> [To do]
Print the full listing exactly.

> [Records contained in a dataset]
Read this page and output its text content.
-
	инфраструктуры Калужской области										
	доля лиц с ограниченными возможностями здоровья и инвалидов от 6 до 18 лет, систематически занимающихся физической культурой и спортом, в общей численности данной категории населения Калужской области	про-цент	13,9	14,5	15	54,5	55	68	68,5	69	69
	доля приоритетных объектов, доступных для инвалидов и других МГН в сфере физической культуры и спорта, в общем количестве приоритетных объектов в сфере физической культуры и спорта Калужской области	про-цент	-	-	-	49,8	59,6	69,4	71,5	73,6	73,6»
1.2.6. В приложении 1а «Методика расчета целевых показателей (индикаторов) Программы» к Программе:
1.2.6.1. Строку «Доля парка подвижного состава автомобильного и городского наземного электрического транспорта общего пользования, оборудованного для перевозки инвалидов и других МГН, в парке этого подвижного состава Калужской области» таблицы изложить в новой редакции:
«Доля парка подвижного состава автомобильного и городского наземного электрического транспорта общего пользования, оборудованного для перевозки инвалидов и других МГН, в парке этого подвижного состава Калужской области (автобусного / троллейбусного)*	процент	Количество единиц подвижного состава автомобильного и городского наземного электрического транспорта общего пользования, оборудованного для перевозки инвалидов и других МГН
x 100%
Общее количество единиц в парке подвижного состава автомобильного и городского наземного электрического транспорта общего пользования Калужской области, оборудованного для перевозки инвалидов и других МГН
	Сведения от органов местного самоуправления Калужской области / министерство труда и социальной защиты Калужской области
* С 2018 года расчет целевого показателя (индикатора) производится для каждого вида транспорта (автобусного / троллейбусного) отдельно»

> [Solution to the problem]
Read this page and output its text content.
-
	инфраструктуры Калужской области										
	доля лиц с ограниченными возможностями здоровья и инвалидов от 6 до 18 лет, систематически занимающихся физической культурой и спортом, в общей численности данной категории населения Калужской области	про-цент	13,9	14,5	15	54,5	55	68	68,5	69	69
	доля приоритетных объектов, доступных для инвалидов и других МГН в сфере физической культуры и спорта, в общем количестве приоритетных объектов в сфере физической культуры и спорта Калужской области	про-цент	-	-	-	49,8	59,6	69,4	71,5	73,6	73,6»
1.2.6. В приложении 1а «Методика расчета целевых показателей (индикаторов) Программы» к Программе:
1.2.6.1. Строку «Доля парка подвижного состава автомобильного и городского наземного электрического транспорта общего пользования, оборудованного для перевозки инвалидов и других МГН, в парке этого подвижного состава Калужской области» таблицы изложить в новой редакции:
«Доля парка подвижного состава автомобильного и городского наземного электрического транспорта общего пользования, оборудованного для перевозки инвалидов и других МГН, в парке этого подвижного состава Калужской области (автобусного / троллейбусного)*	процент	Количество единиц подвижного состава автомобильного и городского наземного электрического транспорта общего пользования, оборудованного для перевозки инвалидов и других МГН
x 100%
Общее количество единиц в парке подвижного состава автомобильного и городского наземного электрического транспорта общего пользования Калужской области, оборудованного для перевозки инвалидов и других МГН
	Сведения от органов местного самоуправления Калужской области / министерство труда и социальной защиты Калужской области
* С 2018 года расчет целевого показателя (индикатора) производится для каждого вида транспорта (автобусного / троллейбусного) отдельно»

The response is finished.